### [Exercise objective]
Rewrite the data everything from the line containing "Give me the" down to the line containing "y-tick-label: 5 [26,340,46,379]", replacing "legend-label" with "legend-entry" and leaving all else unchanged. Omit the pictures from your answer.
— START Dataset content —
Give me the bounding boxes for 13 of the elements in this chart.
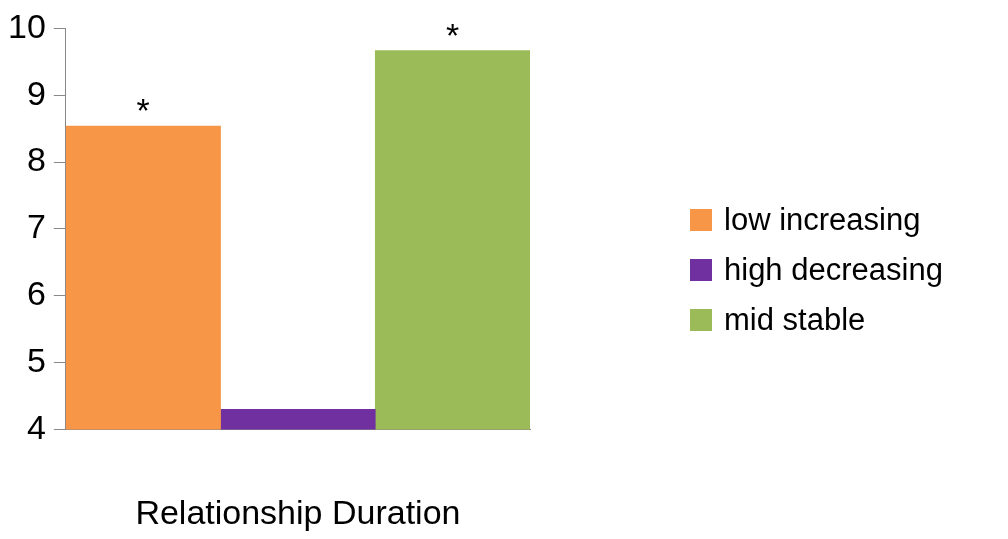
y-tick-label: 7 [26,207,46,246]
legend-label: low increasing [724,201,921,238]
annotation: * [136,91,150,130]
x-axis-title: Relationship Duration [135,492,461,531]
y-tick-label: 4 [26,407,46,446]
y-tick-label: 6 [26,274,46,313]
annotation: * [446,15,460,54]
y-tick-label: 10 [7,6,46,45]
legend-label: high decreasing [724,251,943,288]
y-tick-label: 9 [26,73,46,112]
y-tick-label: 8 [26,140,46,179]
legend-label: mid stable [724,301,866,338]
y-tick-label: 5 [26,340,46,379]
— END Dataset content —
— START Dataset content —
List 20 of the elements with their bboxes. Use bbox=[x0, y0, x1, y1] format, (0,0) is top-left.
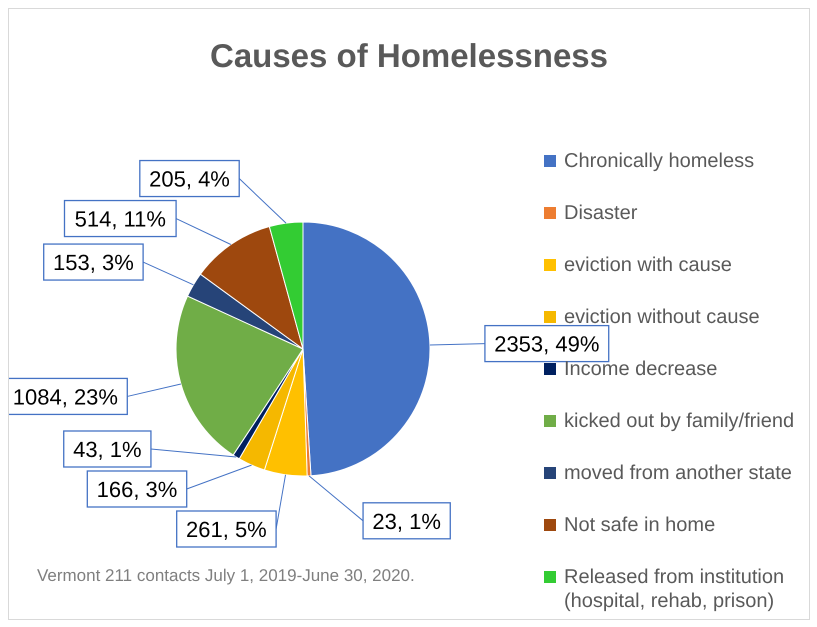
— END Dataset content —
### [Worked answer]
Give me the bounding boxes for 13 of the elements in this chart.
y-tick-label: 7 [26,207,46,246]
legend-entry: low increasing [724,201,921,238]
annotation: * [136,91,150,130]
x-axis-title: Relationship Duration [135,492,461,531]
y-tick-label: 4 [26,407,46,446]
y-tick-label: 6 [26,274,46,313]
annotation: * [446,15,460,54]
y-tick-label: 10 [7,6,46,45]
legend-entry: high decreasing [724,251,943,288]
y-tick-label: 9 [26,73,46,112]
y-tick-label: 8 [26,140,46,179]
legend-entry: mid stable [724,301,866,338]
y-tick-label: 5 [26,340,46,379]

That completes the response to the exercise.